* [Exercises]:
1 – In the forum thread about finding coon dog pups, what breed is the dog owned by the buddy mentioned in the last post?
2 – Extend the forum thread about finding coon dog pups, picking up after its final post.

* [Document text]:

··········

# Coon dogs



## REDMOND1858 (Sep 3, 2017)

Where is the best place to find pups at? Iv been looking for everywhere I can think and can't seem to find any good young dogs or pups. Iv looked on Craigslist, gon classifieds and asked around home. Any advice would be nice. Thank you


----------



## Hillbilly stalker (Sep 3, 2017)

Ukc classifieds, check Facebook for coon hunting clubs near you. That way you can hunt with the Dam & Sire, which is the best way to pick a pup.  Also speeddog.net


----------



## king killer delete (Sep 3, 2017)

coon hound bloodlines


----------



## Timbo85 (Sep 4, 2017)

If you are lookin for a coon dog witch is a walker look up chuck Clayte on Facebook, if your lookin for a trash runner anything other than a walker they are everywhere


----------



## Hillbilly stalker (Sep 4, 2017)

Timbo85 said:


> If you are lookin for a coon dog witch is a walker look up chuck Clayte on Facebook, if your lookin for a trash runner anything other than a walker they are everywhere



That's there's funny,
Want sound ?  Buy a hound
Wanna see the fur ? Buy a cur

My buddy has a Stephens cur that is wide open on the track and has blistered a many of them " Marathon running  " slick treeing walker.  Op might wanna look up Mr Bill Laster. He is in Georia and sales started dogs for a living. He has a great reputation and will take you to the woods and let be curs do the talking.

··········

* [Entries supplied]:
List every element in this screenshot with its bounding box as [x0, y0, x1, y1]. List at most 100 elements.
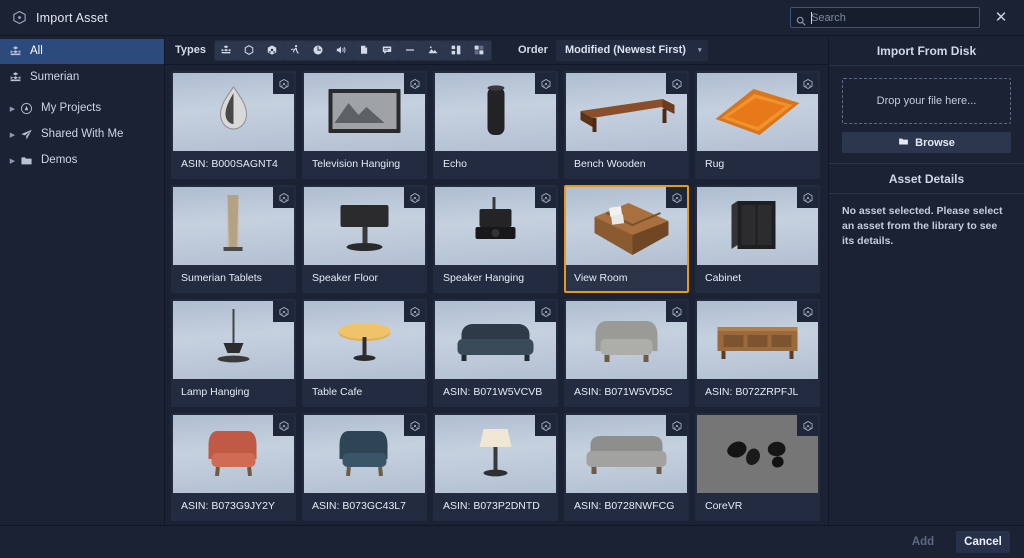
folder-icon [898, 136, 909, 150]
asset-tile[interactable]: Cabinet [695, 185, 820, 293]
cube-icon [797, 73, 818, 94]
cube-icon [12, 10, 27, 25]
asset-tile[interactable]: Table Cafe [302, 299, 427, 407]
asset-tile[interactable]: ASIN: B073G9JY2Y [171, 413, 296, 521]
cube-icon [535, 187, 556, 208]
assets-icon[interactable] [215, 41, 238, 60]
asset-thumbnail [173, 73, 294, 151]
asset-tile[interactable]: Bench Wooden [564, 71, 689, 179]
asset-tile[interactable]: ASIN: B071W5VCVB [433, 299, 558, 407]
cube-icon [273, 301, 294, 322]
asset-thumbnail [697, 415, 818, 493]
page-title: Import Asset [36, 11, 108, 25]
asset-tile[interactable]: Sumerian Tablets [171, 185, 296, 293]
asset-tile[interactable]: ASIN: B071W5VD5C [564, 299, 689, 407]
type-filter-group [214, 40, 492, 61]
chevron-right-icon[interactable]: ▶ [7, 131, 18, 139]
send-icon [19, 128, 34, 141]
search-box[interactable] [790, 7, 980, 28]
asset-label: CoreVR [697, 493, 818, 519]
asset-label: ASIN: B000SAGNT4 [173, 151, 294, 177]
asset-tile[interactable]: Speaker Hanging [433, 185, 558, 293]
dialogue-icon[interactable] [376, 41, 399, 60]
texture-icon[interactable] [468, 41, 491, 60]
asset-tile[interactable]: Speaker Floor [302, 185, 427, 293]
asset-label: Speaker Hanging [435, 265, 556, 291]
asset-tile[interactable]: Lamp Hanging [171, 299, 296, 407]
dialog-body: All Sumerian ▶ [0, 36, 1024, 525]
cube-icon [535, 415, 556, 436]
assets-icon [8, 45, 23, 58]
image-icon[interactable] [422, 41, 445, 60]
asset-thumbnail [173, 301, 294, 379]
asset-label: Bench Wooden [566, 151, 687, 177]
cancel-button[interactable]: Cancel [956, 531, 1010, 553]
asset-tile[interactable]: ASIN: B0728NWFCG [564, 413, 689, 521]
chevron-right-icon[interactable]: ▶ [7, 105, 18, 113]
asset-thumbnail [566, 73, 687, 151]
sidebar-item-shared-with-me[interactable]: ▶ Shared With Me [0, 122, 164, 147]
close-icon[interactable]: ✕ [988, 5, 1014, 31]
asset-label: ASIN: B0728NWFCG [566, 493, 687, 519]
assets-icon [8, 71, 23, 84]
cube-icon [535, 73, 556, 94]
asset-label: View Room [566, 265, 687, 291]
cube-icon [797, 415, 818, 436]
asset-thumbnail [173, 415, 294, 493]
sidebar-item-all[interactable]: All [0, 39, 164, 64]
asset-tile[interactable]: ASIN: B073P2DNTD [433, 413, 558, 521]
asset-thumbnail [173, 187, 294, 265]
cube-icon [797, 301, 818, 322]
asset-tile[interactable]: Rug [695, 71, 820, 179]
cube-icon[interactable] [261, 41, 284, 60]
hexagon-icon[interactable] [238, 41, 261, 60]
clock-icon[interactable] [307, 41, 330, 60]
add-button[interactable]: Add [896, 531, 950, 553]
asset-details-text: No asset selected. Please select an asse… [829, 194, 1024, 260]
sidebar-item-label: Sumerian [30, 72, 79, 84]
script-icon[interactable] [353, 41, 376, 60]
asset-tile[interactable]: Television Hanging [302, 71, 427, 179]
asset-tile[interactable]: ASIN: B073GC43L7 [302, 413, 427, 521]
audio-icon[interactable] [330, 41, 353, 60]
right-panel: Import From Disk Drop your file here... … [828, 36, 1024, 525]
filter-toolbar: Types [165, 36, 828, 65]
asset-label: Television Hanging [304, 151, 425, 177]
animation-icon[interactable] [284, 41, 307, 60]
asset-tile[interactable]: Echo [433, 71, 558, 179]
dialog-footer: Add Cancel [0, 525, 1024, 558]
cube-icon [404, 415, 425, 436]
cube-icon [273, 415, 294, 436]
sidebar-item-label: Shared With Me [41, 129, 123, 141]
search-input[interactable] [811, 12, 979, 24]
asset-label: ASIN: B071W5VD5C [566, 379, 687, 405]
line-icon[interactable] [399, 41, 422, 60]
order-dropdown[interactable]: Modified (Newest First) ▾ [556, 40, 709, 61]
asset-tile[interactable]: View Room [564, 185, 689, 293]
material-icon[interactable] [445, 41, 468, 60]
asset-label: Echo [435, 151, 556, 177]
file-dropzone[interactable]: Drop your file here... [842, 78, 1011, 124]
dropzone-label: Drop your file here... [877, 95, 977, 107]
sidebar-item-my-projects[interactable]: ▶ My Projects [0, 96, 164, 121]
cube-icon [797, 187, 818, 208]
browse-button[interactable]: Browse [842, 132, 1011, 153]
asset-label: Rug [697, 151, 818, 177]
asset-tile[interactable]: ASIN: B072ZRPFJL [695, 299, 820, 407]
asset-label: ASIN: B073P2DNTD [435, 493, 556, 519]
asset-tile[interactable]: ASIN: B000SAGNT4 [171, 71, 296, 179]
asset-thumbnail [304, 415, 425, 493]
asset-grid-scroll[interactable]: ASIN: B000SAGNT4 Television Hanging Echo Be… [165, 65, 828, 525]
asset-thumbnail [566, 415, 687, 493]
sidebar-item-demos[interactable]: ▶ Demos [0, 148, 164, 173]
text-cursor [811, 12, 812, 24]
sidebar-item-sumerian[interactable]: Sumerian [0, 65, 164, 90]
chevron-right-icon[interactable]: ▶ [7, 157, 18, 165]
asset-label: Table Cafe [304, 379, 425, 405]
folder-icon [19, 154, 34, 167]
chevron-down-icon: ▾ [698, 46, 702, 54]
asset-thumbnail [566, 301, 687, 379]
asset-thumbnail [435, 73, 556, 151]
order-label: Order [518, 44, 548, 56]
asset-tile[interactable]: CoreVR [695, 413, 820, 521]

··········

* [Task responses]:
1 – A Stephens cur.

2 –
----------



## Hogwild80 (Sep 4, 2017)

I know some guys that has some dogs with pups right now,English dogs,the site is a coondog,pm me and I can give you his contact info,I have a female fixing to drop but you prob don't want a pup,she's a walker,lol.


----------



## catchdogs (Sep 5, 2017)

Look up rocky tanner had some awesome coon dogs always has.


----------



## TurkeyH90 (Sep 5, 2017)

I would definitely hunt with with one of or both parents.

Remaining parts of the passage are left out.